• [TASK DIRECTIONS]: Report how many lines in the listing below include the word "Classify". Write nothing besides the number.
SUPPLIED MATERIAL start
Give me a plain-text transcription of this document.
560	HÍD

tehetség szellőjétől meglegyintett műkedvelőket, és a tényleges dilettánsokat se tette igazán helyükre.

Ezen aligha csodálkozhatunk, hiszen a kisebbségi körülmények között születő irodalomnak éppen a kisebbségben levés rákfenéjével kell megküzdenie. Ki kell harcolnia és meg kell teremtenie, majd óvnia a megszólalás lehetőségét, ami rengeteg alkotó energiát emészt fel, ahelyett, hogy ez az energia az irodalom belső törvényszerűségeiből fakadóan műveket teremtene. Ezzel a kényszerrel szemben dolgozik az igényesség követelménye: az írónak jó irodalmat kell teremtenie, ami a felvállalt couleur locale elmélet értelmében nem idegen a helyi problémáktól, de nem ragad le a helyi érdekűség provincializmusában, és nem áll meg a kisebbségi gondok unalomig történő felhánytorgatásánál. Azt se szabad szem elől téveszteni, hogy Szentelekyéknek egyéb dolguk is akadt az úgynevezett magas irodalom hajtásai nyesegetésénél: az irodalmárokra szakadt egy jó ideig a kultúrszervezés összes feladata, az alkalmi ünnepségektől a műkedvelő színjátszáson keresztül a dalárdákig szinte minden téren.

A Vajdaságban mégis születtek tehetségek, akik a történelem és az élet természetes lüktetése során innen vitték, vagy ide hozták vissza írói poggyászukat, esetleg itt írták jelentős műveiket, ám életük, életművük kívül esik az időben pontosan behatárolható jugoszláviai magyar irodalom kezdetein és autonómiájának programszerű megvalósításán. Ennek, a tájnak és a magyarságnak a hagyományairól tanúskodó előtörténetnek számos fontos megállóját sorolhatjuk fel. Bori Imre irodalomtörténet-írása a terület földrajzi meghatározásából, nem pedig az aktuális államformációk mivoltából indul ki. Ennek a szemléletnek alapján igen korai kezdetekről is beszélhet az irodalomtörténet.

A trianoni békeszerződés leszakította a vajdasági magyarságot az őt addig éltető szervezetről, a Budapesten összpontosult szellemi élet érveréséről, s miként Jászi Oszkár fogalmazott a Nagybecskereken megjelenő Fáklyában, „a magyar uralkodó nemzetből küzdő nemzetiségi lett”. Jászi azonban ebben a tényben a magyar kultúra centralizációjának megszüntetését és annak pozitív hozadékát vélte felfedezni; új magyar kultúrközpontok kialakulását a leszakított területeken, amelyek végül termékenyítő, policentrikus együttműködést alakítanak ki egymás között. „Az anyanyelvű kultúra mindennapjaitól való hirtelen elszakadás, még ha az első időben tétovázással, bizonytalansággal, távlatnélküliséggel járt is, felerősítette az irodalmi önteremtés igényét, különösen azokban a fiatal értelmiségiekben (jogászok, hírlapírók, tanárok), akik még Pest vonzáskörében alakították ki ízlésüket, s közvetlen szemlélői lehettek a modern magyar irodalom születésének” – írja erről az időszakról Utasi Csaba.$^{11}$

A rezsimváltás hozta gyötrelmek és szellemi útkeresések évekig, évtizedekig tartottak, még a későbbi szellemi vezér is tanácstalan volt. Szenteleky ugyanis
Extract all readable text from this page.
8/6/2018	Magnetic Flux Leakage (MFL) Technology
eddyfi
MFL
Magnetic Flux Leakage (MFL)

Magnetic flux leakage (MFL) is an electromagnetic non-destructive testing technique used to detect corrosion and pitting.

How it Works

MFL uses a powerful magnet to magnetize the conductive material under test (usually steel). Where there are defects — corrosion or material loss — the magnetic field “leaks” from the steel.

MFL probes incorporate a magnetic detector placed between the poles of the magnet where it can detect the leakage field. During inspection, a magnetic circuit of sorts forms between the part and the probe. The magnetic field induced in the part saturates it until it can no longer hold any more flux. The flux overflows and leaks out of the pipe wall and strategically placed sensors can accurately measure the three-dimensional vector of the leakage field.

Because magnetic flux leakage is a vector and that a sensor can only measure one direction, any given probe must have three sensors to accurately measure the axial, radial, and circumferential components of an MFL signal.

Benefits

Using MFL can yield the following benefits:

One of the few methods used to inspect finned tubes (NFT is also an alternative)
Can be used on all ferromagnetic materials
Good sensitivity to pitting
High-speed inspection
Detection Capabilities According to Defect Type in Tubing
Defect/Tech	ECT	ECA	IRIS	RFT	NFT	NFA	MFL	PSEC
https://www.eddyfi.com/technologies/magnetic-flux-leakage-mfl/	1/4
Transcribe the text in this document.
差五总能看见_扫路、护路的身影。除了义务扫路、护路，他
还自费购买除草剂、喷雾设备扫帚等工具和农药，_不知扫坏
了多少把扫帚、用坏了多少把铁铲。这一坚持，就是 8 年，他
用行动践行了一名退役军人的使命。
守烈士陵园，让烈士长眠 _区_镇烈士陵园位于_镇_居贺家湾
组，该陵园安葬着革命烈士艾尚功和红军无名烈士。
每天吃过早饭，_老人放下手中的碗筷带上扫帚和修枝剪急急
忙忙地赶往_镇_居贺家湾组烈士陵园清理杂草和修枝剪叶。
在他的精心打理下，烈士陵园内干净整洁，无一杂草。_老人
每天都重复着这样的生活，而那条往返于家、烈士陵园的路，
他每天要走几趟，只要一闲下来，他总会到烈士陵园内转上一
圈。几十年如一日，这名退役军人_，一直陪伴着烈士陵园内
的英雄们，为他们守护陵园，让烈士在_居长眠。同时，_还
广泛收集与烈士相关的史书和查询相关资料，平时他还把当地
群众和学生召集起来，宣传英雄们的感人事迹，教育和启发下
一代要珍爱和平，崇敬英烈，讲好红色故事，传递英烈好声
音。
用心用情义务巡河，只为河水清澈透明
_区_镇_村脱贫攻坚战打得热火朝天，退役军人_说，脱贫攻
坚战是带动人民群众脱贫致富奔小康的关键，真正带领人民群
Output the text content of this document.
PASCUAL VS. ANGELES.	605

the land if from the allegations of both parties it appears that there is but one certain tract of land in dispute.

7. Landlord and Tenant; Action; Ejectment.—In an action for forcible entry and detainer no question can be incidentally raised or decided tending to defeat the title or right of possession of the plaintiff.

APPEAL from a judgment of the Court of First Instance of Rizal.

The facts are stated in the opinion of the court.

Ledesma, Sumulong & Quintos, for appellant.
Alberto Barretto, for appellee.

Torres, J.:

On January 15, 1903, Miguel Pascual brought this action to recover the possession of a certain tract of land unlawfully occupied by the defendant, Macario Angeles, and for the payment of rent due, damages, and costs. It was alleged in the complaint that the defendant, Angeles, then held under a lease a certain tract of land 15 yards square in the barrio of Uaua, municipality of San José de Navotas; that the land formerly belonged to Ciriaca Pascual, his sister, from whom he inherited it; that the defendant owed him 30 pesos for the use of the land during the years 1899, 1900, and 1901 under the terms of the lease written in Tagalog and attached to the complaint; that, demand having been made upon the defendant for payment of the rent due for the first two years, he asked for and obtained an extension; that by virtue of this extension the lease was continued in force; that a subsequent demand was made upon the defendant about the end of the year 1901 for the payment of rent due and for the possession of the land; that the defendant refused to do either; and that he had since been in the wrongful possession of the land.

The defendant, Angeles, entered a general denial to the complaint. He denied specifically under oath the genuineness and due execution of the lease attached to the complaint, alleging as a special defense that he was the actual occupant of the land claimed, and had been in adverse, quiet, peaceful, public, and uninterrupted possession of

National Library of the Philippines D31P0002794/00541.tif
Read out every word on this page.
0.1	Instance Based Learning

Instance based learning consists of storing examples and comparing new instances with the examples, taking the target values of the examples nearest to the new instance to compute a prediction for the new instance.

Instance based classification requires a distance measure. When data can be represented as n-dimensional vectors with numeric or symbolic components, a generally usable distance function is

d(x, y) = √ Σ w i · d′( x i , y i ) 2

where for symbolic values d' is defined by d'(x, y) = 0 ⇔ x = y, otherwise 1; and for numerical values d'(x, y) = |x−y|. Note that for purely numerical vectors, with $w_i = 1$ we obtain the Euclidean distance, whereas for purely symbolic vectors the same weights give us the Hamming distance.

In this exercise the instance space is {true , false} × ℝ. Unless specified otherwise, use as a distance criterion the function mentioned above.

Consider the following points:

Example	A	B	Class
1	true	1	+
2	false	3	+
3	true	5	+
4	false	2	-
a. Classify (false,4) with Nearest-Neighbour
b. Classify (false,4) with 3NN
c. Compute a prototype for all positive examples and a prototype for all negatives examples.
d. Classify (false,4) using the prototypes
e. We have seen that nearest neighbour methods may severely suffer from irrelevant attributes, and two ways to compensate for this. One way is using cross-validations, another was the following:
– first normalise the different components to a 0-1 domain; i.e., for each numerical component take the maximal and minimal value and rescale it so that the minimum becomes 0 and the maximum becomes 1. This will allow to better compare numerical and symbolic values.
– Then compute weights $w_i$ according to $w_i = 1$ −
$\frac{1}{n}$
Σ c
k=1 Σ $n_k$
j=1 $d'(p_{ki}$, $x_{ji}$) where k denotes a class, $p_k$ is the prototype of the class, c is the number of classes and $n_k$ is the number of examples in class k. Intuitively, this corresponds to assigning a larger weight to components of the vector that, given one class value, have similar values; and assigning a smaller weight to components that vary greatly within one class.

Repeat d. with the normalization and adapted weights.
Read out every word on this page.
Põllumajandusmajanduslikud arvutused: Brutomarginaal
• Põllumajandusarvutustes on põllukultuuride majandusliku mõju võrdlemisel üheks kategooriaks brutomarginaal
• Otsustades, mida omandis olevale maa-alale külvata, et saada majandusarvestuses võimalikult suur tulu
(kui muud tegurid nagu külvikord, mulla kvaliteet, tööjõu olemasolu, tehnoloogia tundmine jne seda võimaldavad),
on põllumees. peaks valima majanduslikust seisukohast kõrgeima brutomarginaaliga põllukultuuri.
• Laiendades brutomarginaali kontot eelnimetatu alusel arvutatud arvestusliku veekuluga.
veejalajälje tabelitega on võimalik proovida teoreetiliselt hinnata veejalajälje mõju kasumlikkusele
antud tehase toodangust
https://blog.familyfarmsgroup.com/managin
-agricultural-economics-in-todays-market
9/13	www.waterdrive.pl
SUPPLIED MATERIAL end
• [TASK RESULT]: 3